++++ READING TEXT
In the current study, we defined 2 mm around the tumor as the peritumoral region and did not investigate further distance. There are several reasons. First, the capsular characteristics occur at the margin of the tumor, and even satellite nodules are mostly found within 2 mm from the central mass [19]. Thus, making 2 mm around the tumor sufficient for the evaluation of capsular characteristics. Additionally, Wu et al. [27] found that the radiomics model for laryngeal carcinoma will collapse when the distance was farther than 4.5 mm, which confirms that a larger peritumoral region does not necessarily lead to better performance and that the optimal distance should be set based on pathological characteristics. Secondly, the parotid gland is smaller in size compared to the stomach, lung, or breast and therefore a shorter distance of extension is needed to avoid going beyond the border of the parotid.

Our study found that the radiomics features from VOIintra-plus peritumor showed the best performance in predicting capsular characteristics of parotid PA. The most important features were those related to heterogeneity and complexity of the texture, such as Dependence Non-Uniformity, Run Length Non-Uniformity, and Gray Level Non-Uniformity. These features measure non-uniformity in image intensity [28,29,30]. Differences in capsular characteristics may lead to variations in the micro-structures of the peritumoral regions. In patients with a complete capsule, the peritumoral region is composed exclusively of parotid tissue. In contrast, those without a complete capsule have a peritumoral region containing both parotid and tumor tissues, resulting in increased heterogeneity. Furthermore, shape-based features, such as maximum 2D diameter, maximum 3D diameter, and major axis length, were also significant in the developed radiomics model. This is consistent with prior studies that have identified a relationship between tumor size and capsular integrity, with larger tumors being more likely to have an incomplete encapsulation [31].
++++++++
++++ DATA FOR REVIEW
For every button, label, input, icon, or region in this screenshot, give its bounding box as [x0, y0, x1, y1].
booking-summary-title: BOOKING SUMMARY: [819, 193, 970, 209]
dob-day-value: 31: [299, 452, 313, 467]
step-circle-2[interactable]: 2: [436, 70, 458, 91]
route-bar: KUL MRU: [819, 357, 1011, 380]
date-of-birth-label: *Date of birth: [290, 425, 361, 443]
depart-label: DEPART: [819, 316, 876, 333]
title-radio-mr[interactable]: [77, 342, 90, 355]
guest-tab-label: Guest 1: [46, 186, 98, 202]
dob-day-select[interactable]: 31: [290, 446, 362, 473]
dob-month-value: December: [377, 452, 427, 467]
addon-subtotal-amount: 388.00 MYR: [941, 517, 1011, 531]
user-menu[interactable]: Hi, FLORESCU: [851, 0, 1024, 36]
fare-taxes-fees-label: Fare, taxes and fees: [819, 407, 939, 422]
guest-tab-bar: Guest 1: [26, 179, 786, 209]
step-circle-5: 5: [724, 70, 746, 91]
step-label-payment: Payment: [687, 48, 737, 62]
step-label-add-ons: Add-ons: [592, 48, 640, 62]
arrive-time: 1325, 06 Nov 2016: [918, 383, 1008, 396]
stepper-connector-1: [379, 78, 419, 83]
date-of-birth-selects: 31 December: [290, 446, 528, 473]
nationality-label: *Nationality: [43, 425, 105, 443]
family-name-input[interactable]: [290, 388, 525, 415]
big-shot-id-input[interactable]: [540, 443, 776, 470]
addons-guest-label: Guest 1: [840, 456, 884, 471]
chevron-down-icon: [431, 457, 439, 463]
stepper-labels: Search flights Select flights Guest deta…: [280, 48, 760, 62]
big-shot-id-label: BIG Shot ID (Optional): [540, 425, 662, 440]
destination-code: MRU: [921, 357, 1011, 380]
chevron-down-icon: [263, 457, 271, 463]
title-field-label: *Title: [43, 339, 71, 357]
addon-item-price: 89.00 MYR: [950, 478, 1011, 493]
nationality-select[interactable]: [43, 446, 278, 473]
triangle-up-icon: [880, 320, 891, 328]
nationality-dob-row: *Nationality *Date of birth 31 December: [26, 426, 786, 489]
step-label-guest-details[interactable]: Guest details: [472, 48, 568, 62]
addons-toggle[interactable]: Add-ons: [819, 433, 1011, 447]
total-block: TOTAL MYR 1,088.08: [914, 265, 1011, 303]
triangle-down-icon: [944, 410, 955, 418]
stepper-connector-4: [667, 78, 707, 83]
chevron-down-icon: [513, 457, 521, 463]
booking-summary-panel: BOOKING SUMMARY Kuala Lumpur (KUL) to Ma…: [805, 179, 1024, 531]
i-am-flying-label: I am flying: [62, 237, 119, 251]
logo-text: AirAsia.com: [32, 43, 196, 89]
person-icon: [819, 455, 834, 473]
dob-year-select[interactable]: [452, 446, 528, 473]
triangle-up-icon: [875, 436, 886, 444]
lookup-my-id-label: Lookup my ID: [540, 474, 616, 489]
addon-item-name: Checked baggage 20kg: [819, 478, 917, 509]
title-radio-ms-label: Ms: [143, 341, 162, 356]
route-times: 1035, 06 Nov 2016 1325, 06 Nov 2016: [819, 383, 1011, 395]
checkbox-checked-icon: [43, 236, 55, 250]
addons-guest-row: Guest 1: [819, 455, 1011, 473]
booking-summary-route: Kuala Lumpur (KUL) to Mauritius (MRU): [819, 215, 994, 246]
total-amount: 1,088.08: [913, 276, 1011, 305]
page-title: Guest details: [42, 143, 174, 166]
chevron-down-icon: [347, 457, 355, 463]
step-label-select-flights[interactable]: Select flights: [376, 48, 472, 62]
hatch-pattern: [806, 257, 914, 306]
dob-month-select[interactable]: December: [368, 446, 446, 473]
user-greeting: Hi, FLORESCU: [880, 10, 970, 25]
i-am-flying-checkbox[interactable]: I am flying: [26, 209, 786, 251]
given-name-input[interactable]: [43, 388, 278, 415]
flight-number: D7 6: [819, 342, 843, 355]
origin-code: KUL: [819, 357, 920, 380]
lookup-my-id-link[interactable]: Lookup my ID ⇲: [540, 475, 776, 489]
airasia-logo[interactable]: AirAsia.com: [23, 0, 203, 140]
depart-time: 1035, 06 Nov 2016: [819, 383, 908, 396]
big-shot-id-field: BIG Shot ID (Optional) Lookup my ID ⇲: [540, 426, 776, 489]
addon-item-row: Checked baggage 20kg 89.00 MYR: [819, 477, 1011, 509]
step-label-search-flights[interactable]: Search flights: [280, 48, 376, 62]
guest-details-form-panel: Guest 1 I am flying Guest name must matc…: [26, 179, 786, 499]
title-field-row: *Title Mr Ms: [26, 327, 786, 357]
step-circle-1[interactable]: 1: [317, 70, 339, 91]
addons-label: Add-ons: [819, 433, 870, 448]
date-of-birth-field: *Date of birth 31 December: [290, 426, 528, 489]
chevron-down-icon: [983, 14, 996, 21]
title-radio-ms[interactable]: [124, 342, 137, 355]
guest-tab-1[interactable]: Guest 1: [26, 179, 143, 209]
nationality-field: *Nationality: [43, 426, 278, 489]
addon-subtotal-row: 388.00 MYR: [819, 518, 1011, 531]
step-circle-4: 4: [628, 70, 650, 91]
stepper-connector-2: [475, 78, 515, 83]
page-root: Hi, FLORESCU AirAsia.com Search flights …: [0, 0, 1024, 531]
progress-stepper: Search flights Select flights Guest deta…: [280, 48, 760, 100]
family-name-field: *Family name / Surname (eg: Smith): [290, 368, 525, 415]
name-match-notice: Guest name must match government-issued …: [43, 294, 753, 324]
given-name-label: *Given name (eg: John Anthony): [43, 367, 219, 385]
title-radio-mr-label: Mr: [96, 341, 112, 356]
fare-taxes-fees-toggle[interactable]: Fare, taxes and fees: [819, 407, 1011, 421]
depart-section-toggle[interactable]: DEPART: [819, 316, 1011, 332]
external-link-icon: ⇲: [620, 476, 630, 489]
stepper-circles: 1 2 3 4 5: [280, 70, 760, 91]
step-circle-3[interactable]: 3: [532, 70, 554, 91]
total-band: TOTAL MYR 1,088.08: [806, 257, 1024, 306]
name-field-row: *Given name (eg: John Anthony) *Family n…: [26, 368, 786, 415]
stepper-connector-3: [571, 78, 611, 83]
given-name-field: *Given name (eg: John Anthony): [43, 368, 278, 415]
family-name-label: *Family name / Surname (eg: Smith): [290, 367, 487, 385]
++++++++
### HOW TO COMPLETE THIS TASK
Carry on the study discussion of radiomics and parotid tumor capsules, picking up after its last sentence. You can set the records aside; nothing here depends on them.

### WRITTEN ANSWER
Our study has some limitations. Firstly, a significant number of patients were lost to follow-up, so the actual recurrence rate could not be determined. Additionally, MRI images may provide more valuable information and have less artifact compared to CT images. It may be beneficial to explore the potential of MRI-based radiomics features in future studies. Lastly, our study population was limited to patients from two institutions, and the sample size was not large, so we still need to generalize the results to other populations. Furthermore, alternative advanced methods and semi-automatic workflows, such as the one offered by matRadiomics [32], could potentially offer better performance, and further improve the efficiency of the radiomics workflow in a routine clinical setting. This would allow for a more comprehensive assessment of the tumor’s microenvironment and its interactions with surrounding tissues, leading to more accurate predictive models.

In conclusion, our study demonstrated the potential of using peritumoral radiomics features for accurately detecting capsular morphological features of parotid PA. Despite some limitations, the results provide promising evidence for the application of this method in advancing precise treatment for patients with parotid PA. However, further systematic studies, including comparisons with MRI-based radiomics features, are necessary to fully validate the use of peritumoral radiomics in clinical practice.